What is expected :: The records below need retyping in full; give them again exactly.

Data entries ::
============

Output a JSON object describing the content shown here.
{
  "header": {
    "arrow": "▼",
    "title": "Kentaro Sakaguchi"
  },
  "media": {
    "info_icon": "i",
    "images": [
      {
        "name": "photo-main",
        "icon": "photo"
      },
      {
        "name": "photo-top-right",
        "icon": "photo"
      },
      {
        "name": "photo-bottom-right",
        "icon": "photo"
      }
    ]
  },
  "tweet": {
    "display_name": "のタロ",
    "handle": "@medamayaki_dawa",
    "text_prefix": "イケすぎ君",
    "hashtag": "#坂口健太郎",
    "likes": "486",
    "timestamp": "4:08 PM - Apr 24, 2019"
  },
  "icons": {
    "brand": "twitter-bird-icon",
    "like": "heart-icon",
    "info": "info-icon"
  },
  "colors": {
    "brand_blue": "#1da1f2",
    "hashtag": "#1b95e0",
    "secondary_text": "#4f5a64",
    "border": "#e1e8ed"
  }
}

============

Result ::
Output a JSON object describing the content shown here.
{
  "header": {
    "arrow": "▼",
    "title": "Kentaro Sakaguchi"
  },
  "media": {
    "info_icon": "i",
    "images": [
      {
        "name": "photo-main",
        "icon": "photo"
      },
      {
        "name": "photo-top-right",
        "icon": "photo"
      },
      {
        "name": "photo-bottom-right",
        "icon": "photo"
      }
    ]
  },
  "tweet": {
    "display_name": "のタロ",
    "handle": "@medamayaki_dawa",
    "text_prefix": "イケすぎ君",
    "hashtag": "#坂口健太郎",
    "likes": "486",
    "timestamp": "4:08 PM - Apr 24, 2019"
  },
  "icons": {
    "brand": "twitter-bird-icon",
    "like": "heart-icon",
    "info": "info-icon"
  },
  "colors": {
    "brand_blue": "#1da1f2",
    "hashtag": "#1b95e0",
    "secondary_text": "#4f5a64",
    "border": "#e1e8ed"
  }
}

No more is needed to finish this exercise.